Brief: Every line from the line containing "Parse this screenshot: output" through the final line of the data is to be printed exactly; no other line is to appear.

---+---

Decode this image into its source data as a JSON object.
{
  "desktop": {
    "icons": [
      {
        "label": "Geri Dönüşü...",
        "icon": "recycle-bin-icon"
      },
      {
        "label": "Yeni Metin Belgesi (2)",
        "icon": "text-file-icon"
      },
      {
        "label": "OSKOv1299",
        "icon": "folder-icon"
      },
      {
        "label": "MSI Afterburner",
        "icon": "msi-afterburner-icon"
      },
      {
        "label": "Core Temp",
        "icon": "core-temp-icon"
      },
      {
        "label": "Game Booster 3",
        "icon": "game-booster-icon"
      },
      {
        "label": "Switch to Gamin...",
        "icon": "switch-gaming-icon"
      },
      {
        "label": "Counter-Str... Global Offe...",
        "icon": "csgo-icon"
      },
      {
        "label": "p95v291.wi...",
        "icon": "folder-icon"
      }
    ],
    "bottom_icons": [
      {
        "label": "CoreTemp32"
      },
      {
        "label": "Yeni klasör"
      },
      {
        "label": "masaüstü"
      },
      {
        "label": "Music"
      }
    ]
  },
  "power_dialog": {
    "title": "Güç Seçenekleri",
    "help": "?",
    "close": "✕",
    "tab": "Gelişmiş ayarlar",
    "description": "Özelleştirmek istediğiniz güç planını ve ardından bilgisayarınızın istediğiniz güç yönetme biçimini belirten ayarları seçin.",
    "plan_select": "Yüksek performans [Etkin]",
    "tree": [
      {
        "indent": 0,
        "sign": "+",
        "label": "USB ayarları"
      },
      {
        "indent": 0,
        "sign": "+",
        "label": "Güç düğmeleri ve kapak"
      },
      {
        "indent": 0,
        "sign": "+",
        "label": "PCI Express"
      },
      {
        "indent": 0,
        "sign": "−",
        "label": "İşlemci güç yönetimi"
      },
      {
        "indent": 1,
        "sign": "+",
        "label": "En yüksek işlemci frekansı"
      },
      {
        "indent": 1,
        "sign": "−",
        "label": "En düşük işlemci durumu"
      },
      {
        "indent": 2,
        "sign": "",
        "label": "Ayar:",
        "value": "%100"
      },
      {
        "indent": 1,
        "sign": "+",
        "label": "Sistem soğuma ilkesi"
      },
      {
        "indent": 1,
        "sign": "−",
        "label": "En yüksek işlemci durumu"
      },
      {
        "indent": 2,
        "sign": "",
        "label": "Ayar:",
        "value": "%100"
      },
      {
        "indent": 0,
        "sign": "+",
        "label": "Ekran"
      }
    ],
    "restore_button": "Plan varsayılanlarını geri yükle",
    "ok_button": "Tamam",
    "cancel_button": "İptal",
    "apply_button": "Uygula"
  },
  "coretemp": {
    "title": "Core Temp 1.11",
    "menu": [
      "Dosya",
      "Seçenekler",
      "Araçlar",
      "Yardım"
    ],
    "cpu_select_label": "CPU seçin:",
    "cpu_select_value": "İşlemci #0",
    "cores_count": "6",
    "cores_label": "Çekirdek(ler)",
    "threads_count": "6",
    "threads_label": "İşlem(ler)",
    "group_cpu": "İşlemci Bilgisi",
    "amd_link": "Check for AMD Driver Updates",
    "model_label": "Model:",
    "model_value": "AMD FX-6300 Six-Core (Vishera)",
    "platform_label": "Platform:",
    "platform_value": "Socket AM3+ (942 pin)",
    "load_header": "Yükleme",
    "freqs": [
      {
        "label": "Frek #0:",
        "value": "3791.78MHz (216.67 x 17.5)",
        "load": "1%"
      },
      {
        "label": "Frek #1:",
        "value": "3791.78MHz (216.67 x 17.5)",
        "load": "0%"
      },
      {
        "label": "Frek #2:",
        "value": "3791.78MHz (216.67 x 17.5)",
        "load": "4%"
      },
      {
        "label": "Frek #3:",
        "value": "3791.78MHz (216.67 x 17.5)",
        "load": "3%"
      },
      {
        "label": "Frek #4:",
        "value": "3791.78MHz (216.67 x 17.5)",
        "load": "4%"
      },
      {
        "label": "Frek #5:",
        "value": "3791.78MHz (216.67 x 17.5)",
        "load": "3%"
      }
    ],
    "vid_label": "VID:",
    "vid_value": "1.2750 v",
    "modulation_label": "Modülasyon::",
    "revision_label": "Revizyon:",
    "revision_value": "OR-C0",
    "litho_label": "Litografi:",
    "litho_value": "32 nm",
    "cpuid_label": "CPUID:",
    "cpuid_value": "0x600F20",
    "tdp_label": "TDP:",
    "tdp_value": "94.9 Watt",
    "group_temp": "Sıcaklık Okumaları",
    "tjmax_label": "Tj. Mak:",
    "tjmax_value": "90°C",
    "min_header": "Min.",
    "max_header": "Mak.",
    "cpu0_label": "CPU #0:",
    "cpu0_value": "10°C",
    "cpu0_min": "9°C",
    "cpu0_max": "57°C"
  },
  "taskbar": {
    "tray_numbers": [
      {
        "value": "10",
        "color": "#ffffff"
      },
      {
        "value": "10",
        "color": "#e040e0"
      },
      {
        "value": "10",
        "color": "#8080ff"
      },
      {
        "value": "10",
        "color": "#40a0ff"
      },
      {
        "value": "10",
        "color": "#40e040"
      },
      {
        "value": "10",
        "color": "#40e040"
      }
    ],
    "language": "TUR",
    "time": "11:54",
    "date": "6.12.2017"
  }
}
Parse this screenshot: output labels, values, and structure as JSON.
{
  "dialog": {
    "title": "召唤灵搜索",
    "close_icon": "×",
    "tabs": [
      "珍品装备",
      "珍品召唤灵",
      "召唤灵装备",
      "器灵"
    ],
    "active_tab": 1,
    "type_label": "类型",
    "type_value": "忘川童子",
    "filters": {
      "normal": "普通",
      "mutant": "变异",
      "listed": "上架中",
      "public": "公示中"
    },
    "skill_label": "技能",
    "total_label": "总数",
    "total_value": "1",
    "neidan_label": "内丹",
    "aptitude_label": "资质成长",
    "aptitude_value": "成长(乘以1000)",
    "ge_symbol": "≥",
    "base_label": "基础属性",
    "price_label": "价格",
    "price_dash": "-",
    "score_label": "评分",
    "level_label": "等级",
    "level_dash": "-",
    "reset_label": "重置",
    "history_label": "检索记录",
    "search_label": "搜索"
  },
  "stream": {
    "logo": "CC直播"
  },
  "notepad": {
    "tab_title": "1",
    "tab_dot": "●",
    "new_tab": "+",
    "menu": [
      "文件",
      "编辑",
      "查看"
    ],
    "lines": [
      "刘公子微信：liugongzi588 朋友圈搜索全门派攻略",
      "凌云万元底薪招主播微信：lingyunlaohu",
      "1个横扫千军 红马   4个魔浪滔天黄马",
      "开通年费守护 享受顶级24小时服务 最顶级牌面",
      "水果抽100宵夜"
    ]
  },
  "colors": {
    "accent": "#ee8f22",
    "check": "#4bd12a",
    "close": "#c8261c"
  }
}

---+---

Written response:
Parse this screenshot: output labels, values, and structure as JSON.
{
  "dialog": {
    "title": "召唤灵搜索",
    "close_icon": "×",
    "tabs": [
      "珍品装备",
      "珍品召唤灵",
      "召唤灵装备",
      "器灵"
    ],
    "active_tab": 1,
    "type_label": "类型",
    "type_value": "忘川童子",
    "filters": {
      "normal": "普通",
      "mutant": "变异",
      "listed": "上架中",
      "public": "公示中"
    },
    "skill_label": "技能",
    "total_label": "总数",
    "total_value": "1",
    "neidan_label": "内丹",
    "aptitude_label": "资质成长",
    "aptitude_value": "成长(乘以1000)",
    "ge_symbol": "≥",
    "base_label": "基础属性",
    "price_label": "价格",
    "price_dash": "-",
    "score_label": "评分",
    "level_label": "等级",
    "level_dash": "-",
    "reset_label": "重置",
    "history_label": "检索记录",
    "search_label": "搜索"
  },
  "stream": {
    "logo": "CC直播"
  },
  "notepad": {
    "tab_title": "1",
    "tab_dot": "●",
    "new_tab": "+",
    "menu": [
      "文件",
      "编辑",
      "查看"
    ],
    "lines": [
      "刘公子微信：liugongzi588 朋友圈搜索全门派攻略",
      "凌云万元底薪招主播微信：lingyunlaohu",
      "1个横扫千军 红马   4个魔浪滔天黄马",
      "开通年费守护 享受顶级24小时服务 最顶级牌面",
      "水果抽100宵夜"
    ]
  },
  "colors": {
    "accent": "#ee8f22",
    "check": "#4bd12a",
    "close": "#c8261c"
  }
}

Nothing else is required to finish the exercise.